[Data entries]
┄┄┄┄┄┄┄┄┄┄
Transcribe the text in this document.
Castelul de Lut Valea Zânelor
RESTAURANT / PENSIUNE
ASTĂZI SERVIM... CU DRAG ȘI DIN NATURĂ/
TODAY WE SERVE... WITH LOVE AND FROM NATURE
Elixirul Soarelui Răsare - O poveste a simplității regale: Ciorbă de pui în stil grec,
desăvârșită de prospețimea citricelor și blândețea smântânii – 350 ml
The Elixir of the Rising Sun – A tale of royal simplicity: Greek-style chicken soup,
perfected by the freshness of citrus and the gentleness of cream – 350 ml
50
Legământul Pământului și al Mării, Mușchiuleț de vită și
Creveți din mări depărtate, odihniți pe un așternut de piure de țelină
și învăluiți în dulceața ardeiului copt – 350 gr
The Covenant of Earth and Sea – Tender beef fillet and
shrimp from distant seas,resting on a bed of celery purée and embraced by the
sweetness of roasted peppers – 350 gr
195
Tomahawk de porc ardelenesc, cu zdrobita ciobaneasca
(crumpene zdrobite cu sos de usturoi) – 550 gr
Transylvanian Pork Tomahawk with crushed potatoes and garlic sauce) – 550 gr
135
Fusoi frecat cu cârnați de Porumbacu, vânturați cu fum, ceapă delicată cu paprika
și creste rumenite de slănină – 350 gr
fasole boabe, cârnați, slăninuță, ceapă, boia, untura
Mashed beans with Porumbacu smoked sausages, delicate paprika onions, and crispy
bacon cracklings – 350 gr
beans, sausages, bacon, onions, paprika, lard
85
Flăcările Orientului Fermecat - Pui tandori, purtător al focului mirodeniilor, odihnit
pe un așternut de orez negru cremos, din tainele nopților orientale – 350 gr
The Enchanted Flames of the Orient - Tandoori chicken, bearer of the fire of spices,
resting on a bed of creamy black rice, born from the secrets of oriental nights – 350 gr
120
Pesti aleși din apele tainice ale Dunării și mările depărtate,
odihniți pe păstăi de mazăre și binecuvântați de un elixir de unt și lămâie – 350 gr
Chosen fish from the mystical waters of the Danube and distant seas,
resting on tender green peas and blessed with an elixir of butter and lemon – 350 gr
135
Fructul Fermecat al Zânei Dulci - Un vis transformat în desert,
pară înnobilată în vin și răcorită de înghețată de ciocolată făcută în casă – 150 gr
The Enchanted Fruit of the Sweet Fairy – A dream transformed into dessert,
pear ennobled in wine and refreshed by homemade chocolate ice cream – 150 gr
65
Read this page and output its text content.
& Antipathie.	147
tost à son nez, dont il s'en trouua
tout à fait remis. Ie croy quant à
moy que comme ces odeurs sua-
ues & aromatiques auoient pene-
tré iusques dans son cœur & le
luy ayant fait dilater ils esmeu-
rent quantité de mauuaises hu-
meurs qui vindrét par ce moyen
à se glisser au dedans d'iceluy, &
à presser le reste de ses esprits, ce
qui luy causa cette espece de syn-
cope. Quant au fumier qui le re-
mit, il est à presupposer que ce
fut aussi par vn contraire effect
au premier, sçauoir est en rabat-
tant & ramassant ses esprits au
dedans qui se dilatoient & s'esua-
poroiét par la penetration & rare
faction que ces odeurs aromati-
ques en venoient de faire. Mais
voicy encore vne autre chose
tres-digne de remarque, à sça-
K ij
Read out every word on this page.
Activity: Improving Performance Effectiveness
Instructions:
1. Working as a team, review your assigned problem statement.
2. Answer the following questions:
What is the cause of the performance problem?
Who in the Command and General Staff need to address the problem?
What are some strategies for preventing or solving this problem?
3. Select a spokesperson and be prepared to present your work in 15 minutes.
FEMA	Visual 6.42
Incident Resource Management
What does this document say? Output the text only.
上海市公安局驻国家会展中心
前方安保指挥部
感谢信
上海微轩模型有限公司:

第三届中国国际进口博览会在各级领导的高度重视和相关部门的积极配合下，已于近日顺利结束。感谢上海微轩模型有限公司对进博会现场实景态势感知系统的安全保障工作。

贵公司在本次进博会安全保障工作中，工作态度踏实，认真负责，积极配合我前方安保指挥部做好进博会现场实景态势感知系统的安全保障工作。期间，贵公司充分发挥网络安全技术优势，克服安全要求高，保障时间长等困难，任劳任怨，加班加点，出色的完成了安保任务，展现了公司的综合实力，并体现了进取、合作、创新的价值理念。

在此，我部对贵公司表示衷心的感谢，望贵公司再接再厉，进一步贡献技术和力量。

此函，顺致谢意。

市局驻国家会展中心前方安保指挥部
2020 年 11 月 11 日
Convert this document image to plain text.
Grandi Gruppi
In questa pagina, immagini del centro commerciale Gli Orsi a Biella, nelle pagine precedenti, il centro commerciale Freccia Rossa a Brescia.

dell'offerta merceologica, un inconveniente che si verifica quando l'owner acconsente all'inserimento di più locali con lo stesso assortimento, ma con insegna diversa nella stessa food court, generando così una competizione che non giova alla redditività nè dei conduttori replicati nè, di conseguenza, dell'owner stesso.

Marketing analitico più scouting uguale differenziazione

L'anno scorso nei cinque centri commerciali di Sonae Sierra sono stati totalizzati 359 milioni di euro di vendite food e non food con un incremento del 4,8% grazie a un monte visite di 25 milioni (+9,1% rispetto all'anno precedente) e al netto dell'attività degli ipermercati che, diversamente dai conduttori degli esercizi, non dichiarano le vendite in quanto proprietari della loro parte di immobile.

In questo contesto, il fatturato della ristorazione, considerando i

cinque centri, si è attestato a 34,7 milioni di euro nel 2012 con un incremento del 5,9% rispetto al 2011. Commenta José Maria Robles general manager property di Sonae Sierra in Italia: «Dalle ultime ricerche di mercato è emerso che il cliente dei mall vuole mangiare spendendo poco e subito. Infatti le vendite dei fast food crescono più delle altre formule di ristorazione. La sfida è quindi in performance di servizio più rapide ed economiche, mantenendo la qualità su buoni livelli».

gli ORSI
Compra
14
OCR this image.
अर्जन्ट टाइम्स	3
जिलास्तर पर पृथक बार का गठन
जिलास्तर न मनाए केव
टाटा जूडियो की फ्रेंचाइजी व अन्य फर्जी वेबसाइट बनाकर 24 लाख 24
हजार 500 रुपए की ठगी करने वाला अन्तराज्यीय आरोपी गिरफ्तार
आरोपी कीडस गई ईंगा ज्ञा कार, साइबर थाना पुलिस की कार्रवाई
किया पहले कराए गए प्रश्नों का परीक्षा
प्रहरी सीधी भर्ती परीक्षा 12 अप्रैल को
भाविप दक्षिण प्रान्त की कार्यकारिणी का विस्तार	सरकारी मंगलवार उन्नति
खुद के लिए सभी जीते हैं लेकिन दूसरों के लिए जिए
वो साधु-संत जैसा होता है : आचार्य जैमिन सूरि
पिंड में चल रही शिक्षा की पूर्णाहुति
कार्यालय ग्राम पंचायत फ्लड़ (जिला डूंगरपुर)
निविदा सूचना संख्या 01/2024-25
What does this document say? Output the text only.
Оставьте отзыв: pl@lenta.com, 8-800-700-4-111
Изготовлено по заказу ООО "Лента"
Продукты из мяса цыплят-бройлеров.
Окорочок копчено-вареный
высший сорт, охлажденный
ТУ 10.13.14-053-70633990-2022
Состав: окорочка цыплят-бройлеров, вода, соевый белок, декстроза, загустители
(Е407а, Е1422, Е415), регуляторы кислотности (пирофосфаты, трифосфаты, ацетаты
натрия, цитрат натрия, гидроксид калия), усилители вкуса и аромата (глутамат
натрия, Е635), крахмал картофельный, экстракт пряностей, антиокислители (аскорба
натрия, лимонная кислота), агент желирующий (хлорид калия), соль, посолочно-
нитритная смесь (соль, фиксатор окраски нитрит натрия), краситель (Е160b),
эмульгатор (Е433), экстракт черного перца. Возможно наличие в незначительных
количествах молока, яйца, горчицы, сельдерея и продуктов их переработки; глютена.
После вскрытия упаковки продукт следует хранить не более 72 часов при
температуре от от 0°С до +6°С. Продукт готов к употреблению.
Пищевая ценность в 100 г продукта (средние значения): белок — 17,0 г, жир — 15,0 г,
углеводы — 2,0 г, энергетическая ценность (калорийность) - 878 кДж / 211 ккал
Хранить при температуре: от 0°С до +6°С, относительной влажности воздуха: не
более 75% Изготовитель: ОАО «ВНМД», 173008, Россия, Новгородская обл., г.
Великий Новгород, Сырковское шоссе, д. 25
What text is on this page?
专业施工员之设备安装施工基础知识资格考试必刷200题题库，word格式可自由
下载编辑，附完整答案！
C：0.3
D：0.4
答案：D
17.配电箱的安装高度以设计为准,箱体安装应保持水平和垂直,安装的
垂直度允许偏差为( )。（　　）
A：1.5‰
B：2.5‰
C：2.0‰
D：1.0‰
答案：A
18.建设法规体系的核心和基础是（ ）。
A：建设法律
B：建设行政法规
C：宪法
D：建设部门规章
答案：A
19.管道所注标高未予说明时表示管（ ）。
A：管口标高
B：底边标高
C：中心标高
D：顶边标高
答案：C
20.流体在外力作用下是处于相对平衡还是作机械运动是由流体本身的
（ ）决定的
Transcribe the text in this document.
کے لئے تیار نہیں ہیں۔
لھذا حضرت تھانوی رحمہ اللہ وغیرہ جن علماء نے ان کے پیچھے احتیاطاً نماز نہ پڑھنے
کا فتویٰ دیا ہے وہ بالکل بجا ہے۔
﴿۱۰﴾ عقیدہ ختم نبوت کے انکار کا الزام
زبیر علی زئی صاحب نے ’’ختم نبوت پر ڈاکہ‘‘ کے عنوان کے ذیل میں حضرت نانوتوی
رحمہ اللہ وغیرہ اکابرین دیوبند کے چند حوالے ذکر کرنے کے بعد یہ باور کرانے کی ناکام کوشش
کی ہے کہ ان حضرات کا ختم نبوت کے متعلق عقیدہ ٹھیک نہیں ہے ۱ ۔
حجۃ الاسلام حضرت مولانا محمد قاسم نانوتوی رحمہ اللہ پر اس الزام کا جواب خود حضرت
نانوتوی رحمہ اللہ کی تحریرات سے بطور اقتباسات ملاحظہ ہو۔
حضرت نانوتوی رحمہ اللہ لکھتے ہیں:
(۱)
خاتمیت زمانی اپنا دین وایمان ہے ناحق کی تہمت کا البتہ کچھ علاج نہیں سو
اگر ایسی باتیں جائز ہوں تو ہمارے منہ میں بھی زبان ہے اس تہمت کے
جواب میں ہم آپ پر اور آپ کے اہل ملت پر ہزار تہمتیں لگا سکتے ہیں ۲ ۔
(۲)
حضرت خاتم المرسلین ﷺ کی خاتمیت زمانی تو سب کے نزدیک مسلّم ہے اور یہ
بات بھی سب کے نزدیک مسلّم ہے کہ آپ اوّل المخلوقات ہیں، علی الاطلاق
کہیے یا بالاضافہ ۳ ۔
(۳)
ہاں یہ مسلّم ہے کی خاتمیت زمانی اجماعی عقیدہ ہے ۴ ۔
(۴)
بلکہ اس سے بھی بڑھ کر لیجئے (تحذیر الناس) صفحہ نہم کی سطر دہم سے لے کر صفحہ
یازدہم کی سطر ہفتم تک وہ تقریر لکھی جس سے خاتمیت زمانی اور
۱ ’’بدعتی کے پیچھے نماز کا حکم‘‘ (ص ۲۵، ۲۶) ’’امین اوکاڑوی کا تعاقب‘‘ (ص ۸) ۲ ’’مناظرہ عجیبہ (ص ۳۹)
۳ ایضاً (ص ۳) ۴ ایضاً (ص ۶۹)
┄┄┄┄┄┄┄┄┄┄
# [Work to do]
Select and copy every line from the records that includes the word "della".

# [Full solution]
L'anno scorso nei cinque centri commerciali di Sonae Sierra sono stati totalizzati 359 milioni di euro di vendite food e non food con un incremento del 4,8% grazie a un monte visite di 25 milioni (+9,1% rispetto all'anno precedente) e al netto dell'attività degli ipermercati che, diversamente dai conduttori degli esercizi, non dichiarano le vendite in quanto proprietari della loro parte di immobile.
In questo contesto, il fatturato della ristorazione, considerando i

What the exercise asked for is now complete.